─── SUPPLIED MATERIAL ───
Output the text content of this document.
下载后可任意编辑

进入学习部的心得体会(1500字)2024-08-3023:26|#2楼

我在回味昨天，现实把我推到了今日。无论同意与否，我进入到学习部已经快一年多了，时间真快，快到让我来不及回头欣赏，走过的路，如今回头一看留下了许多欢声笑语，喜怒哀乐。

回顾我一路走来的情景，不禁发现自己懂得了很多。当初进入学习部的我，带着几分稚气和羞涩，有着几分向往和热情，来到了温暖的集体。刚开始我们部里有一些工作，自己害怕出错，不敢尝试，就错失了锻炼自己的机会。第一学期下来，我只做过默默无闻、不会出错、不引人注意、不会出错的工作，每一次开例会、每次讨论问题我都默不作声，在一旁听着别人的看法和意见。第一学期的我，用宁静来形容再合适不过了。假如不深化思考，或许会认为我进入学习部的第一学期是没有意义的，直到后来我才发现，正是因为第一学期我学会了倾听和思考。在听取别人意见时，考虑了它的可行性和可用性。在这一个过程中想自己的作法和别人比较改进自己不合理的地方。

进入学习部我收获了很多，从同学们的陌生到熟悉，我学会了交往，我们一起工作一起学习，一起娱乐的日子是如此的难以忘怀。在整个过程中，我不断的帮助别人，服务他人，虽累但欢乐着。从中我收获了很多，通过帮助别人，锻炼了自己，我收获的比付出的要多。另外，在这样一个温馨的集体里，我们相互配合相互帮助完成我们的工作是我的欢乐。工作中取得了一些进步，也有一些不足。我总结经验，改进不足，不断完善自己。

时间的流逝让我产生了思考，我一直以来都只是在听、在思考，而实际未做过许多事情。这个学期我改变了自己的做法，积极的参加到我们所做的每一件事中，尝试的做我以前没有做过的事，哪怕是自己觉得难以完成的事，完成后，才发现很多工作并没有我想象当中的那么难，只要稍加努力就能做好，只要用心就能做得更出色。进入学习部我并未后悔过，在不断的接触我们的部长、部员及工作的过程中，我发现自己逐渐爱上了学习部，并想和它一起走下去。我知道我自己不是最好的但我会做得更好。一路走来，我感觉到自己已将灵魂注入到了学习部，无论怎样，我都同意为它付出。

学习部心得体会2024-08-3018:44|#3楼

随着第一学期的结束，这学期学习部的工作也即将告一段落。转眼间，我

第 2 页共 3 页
───
#### [EXERCISE INSTRUCTIONS]
Send back all of the entries exactly, with nothing missing.

#### [RESULT OF THIS TASK]
Output the text content of this document.
下载后可任意编辑

进入学习部的心得体会(1500字)2024-08-3023:26|#2楼

我在回味昨天，现实把我推到了今日。无论同意与否，我进入到学习部已经快一年多了，时间真快，快到让我来不及回头欣赏，走过的路，如今回头一看留下了许多欢声笑语，喜怒哀乐。

回顾我一路走来的情景，不禁发现自己懂得了很多。当初进入学习部的我，带着几分稚气和羞涩，有着几分向往和热情，来到了温暖的集体。刚开始我们部里有一些工作，自己害怕出错，不敢尝试，就错失了锻炼自己的机会。第一学期下来，我只做过默默无闻、不会出错、不引人注意、不会出错的工作，每一次开例会、每次讨论问题我都默不作声，在一旁听着别人的看法和意见。第一学期的我，用宁静来形容再合适不过了。假如不深化思考，或许会认为我进入学习部的第一学期是没有意义的，直到后来我才发现，正是因为第一学期我学会了倾听和思考。在听取别人意见时，考虑了它的可行性和可用性。在这一个过程中想自己的作法和别人比较改进自己不合理的地方。

进入学习部我收获了很多，从同学们的陌生到熟悉，我学会了交往，我们一起工作一起学习，一起娱乐的日子是如此的难以忘怀。在整个过程中，我不断的帮助别人，服务他人，虽累但欢乐着。从中我收获了很多，通过帮助别人，锻炼了自己，我收获的比付出的要多。另外，在这样一个温馨的集体里，我们相互配合相互帮助完成我们的工作是我的欢乐。工作中取得了一些进步，也有一些不足。我总结经验，改进不足，不断完善自己。

时间的流逝让我产生了思考，我一直以来都只是在听、在思考，而实际未做过许多事情。这个学期我改变了自己的做法，积极的参加到我们所做的每一件事中，尝试的做我以前没有做过的事，哪怕是自己觉得难以完成的事，完成后，才发现很多工作并没有我想象当中的那么难，只要稍加努力就能做好，只要用心就能做得更出色。进入学习部我并未后悔过，在不断的接触我们的部长、部员及工作的过程中，我发现自己逐渐爱上了学习部，并想和它一起走下去。我知道我自己不是最好的但我会做得更好。一路走来，我感觉到自己已将灵魂注入到了学习部，无论怎样，我都同意为它付出。

学习部心得体会2024-08-3018:44|#3楼

随着第一学期的结束，这学期学习部的工作也即将告一段落。转眼间，我

第 2 页共 3 页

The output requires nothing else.